__TASK TO CARRY OUT__. Set down the material below word for word, excluding the pictures.
────
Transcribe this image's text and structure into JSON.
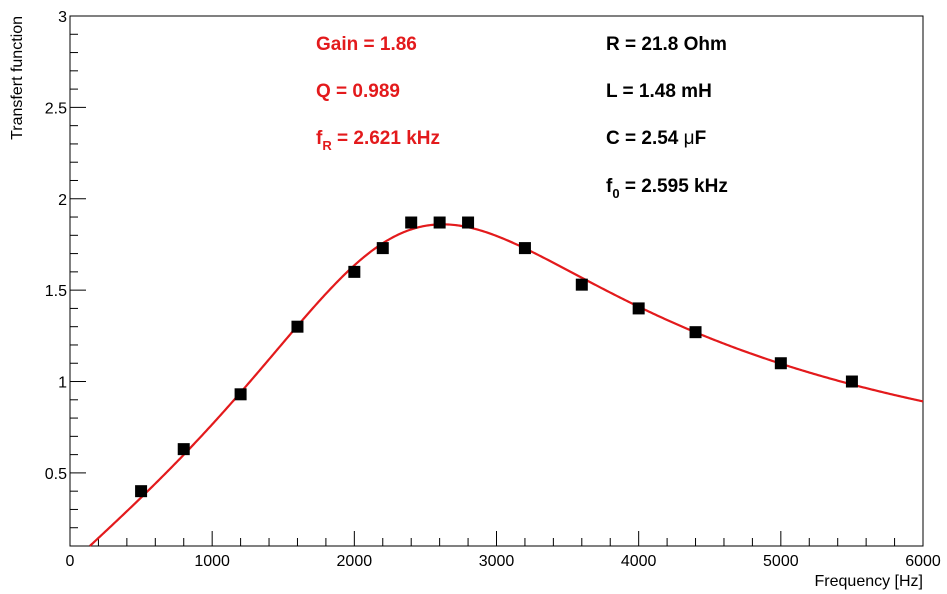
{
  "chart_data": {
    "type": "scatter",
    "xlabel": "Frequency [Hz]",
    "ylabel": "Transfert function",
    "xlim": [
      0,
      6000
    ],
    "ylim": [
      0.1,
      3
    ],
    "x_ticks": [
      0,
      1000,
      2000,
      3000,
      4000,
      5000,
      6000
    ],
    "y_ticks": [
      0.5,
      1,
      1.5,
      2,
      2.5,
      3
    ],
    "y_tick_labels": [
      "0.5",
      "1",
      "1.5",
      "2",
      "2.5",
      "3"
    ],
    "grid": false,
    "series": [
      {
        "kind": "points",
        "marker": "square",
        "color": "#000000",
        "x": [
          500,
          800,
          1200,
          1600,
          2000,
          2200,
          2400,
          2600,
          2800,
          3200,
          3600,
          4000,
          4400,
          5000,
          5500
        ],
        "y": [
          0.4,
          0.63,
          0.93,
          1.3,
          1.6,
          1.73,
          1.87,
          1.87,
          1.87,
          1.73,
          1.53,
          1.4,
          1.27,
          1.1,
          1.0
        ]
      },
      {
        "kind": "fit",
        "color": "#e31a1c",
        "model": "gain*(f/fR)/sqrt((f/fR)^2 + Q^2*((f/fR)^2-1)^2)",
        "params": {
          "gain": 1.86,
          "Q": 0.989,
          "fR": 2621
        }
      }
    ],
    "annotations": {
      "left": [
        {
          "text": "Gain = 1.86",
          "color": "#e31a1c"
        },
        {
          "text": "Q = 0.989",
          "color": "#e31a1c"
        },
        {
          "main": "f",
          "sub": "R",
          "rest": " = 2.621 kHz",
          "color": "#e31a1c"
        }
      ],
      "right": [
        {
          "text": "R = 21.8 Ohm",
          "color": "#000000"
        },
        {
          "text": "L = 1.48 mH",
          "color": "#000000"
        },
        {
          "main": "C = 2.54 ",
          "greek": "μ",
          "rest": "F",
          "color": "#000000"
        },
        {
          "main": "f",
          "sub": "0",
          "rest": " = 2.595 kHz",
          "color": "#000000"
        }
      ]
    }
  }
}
────
__PROBLEM SOLUTION__.
Transcribe this image's text and structure into JSON.
{
  "chart_data": {
    "type": "scatter",
    "xlabel": "Frequency [Hz]",
    "ylabel": "Transfert function",
    "xlim": [
      0,
      6000
    ],
    "ylim": [
      0.1,
      3
    ],
    "x_ticks": [
      0,
      1000,
      2000,
      3000,
      4000,
      5000,
      6000
    ],
    "y_ticks": [
      0.5,
      1,
      1.5,
      2,
      2.5,
      3
    ],
    "y_tick_labels": [
      "0.5",
      "1",
      "1.5",
      "2",
      "2.5",
      "3"
    ],
    "grid": false,
    "series": [
      {
        "kind": "points",
        "marker": "square",
        "color": "#000000",
        "x": [
          500,
          800,
          1200,
          1600,
          2000,
          2200,
          2400,
          2600,
          2800,
          3200,
          3600,
          4000,
          4400,
          5000,
          5500
        ],
        "y": [
          0.4,
          0.63,
          0.93,
          1.3,
          1.6,
          1.73,
          1.87,
          1.87,
          1.87,
          1.73,
          1.53,
          1.4,
          1.27,
          1.1,
          1.0
        ]
      },
      {
        "kind": "fit",
        "color": "#e31a1c",
        "model": "gain*(f/fR)/sqrt((f/fR)^2 + Q^2*((f/fR)^2-1)^2)",
        "params": {
          "gain": 1.86,
          "Q": 0.989,
          "fR": 2621
        }
      }
    ],
    "annotations": {
      "left": [
        {
          "text": "Gain = 1.86",
          "color": "#e31a1c"
        },
        {
          "text": "Q = 0.989",
          "color": "#e31a1c"
        },
        {
          "main": "f",
          "sub": "R",
          "rest": " = 2.621 kHz",
          "color": "#e31a1c"
        }
      ],
      "right": [
        {
          "text": "R = 21.8 Ohm",
          "color": "#000000"
        },
        {
          "text": "L = 1.48 mH",
          "color": "#000000"
        },
        {
          "main": "C = 2.54 ",
          "greek": "μ",
          "rest": "F",
          "color": "#000000"
        },
        {
          "main": "f",
          "sub": "0",
          "rest": " = 2.595 kHz",
          "color": "#000000"
        }
      ]
    }
  }
}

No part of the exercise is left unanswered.